# [Task prompt]
Tally every line of the listing below that holds "kalkfrei", then give the tally alone.

# [Task inputs]

• • • • •

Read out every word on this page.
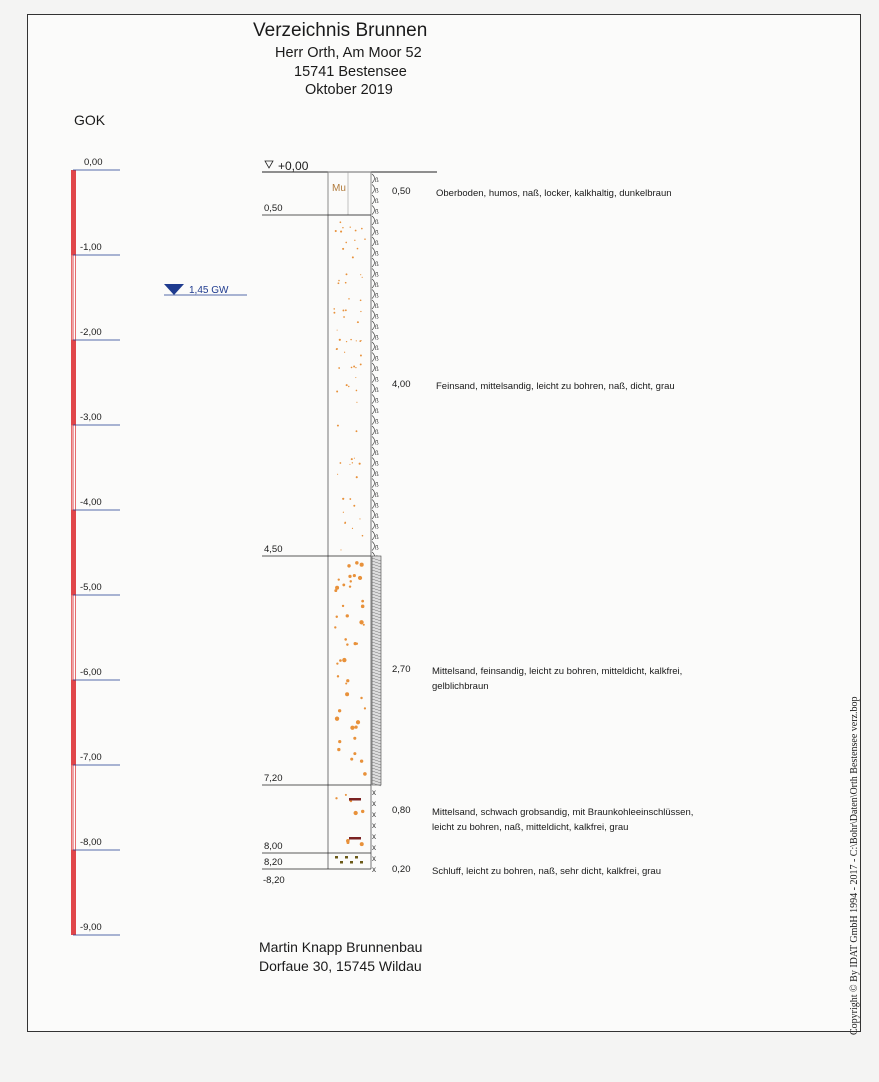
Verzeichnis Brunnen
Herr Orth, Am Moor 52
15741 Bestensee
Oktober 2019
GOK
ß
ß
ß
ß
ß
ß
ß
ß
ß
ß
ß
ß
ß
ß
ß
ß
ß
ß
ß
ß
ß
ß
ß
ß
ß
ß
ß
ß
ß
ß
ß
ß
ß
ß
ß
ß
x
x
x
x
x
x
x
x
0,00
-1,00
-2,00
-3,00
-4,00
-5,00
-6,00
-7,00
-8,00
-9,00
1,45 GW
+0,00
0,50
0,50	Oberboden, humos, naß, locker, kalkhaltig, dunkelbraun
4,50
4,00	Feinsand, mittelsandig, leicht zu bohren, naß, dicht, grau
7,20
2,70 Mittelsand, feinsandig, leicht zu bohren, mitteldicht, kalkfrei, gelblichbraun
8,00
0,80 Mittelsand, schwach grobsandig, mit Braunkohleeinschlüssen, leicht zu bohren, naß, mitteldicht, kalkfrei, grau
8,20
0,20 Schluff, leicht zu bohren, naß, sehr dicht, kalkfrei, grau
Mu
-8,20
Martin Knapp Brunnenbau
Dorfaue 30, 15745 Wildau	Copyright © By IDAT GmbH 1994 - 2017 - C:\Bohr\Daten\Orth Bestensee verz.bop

• • • • •

# [The answer]
3